- What is expected -
The required output is every record, written out exactly.

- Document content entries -
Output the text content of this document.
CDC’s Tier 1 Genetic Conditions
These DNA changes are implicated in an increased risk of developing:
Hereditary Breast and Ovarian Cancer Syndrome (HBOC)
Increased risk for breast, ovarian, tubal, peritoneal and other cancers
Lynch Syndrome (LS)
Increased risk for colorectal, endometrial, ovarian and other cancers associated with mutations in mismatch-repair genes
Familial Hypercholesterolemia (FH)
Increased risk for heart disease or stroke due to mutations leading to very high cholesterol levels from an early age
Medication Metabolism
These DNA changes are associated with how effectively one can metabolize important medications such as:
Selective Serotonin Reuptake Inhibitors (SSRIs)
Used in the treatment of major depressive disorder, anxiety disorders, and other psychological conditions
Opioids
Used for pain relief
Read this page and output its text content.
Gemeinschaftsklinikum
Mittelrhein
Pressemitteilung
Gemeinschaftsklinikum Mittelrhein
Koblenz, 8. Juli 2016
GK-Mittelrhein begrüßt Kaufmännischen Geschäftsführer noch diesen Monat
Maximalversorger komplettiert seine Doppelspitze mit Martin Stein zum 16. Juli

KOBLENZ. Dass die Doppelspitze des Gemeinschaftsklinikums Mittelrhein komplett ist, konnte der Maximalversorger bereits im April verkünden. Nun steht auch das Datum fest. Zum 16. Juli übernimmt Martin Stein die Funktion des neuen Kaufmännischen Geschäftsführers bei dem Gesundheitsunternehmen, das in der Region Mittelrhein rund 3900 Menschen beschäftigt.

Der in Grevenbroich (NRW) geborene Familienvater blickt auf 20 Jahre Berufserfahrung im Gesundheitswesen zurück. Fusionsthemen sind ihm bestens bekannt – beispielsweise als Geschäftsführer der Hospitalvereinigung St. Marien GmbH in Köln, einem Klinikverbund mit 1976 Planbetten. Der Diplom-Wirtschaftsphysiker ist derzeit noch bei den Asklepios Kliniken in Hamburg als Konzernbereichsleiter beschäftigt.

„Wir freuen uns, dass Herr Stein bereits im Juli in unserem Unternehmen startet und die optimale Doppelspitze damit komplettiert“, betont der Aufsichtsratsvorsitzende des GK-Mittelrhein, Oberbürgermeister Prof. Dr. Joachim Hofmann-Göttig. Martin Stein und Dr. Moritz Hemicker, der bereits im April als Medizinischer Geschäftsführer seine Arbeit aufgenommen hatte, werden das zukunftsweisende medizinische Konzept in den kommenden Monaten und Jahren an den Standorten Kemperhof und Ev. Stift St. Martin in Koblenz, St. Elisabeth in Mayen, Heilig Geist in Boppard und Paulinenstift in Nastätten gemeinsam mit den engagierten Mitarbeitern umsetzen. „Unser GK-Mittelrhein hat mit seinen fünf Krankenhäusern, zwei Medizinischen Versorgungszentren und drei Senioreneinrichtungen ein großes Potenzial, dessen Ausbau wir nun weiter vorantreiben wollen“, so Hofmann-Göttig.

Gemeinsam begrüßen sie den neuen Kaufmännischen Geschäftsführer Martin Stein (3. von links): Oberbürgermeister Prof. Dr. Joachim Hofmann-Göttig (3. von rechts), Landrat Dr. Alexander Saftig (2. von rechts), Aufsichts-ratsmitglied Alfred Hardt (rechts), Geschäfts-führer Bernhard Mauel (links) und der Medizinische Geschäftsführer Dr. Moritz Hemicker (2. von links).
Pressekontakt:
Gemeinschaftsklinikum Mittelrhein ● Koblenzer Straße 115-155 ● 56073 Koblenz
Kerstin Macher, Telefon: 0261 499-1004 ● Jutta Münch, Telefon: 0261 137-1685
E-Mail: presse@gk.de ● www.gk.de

- Result of the exercise -
Output the text content of this document.
CDC’s Tier 1 Genetic Conditions
These DNA changes are implicated in an increased risk of developing:
Hereditary Breast and Ovarian Cancer Syndrome (HBOC)
Increased risk for breast, ovarian, tubal, peritoneal and other cancers
Lynch Syndrome (LS)
Increased risk for colorectal, endometrial, ovarian and other cancers associated with mutations in mismatch-repair genes
Familial Hypercholesterolemia (FH)
Increased risk for heart disease or stroke due to mutations leading to very high cholesterol levels from an early age
Medication Metabolism
These DNA changes are associated with how effectively one can metabolize important medications such as:
Selective Serotonin Reuptake Inhibitors (SSRIs)
Used in the treatment of major depressive disorder, anxiety disorders, and other psychological conditions
Opioids
Used for pain relief
Read this page and output its text content.
Gemeinschaftsklinikum
Mittelrhein
Pressemitteilung
Gemeinschaftsklinikum Mittelrhein
Koblenz, 8. Juli 2016
GK-Mittelrhein begrüßt Kaufmännischen Geschäftsführer noch diesen Monat
Maximalversorger komplettiert seine Doppelspitze mit Martin Stein zum 16. Juli

KOBLENZ. Dass die Doppelspitze des Gemeinschaftsklinikums Mittelrhein komplett ist, konnte der Maximalversorger bereits im April verkünden. Nun steht auch das Datum fest. Zum 16. Juli übernimmt Martin Stein die Funktion des neuen Kaufmännischen Geschäftsführers bei dem Gesundheitsunternehmen, das in der Region Mittelrhein rund 3900 Menschen beschäftigt.

Der in Grevenbroich (NRW) geborene Familienvater blickt auf 20 Jahre Berufserfahrung im Gesundheitswesen zurück. Fusionsthemen sind ihm bestens bekannt – beispielsweise als Geschäftsführer der Hospitalvereinigung St. Marien GmbH in Köln, einem Klinikverbund mit 1976 Planbetten. Der Diplom-Wirtschaftsphysiker ist derzeit noch bei den Asklepios Kliniken in Hamburg als Konzernbereichsleiter beschäftigt.

„Wir freuen uns, dass Herr Stein bereits im Juli in unserem Unternehmen startet und die optimale Doppelspitze damit komplettiert“, betont der Aufsichtsratsvorsitzende des GK-Mittelrhein, Oberbürgermeister Prof. Dr. Joachim Hofmann-Göttig. Martin Stein und Dr. Moritz Hemicker, der bereits im April als Medizinischer Geschäftsführer seine Arbeit aufgenommen hatte, werden das zukunftsweisende medizinische Konzept in den kommenden Monaten und Jahren an den Standorten Kemperhof und Ev. Stift St. Martin in Koblenz, St. Elisabeth in Mayen, Heilig Geist in Boppard und Paulinenstift in Nastätten gemeinsam mit den engagierten Mitarbeitern umsetzen. „Unser GK-Mittelrhein hat mit seinen fünf Krankenhäusern, zwei Medizinischen Versorgungszentren und drei Senioreneinrichtungen ein großes Potenzial, dessen Ausbau wir nun weiter vorantreiben wollen“, so Hofmann-Göttig.

Gemeinsam begrüßen sie den neuen Kaufmännischen Geschäftsführer Martin Stein (3. von links): Oberbürgermeister Prof. Dr. Joachim Hofmann-Göttig (3. von rechts), Landrat Dr. Alexander Saftig (2. von rechts), Aufsichts-ratsmitglied Alfred Hardt (rechts), Geschäfts-führer Bernhard Mauel (links) und der Medizinische Geschäftsführer Dr. Moritz Hemicker (2. von links).
Pressekontakt:
Gemeinschaftsklinikum Mittelrhein ● Koblenzer Straße 115-155 ● 56073 Koblenz
Kerstin Macher, Telefon: 0261 499-1004 ● Jutta Münch, Telefon: 0261 137-1685
E-Mail: presse@gk.de ● www.gk.de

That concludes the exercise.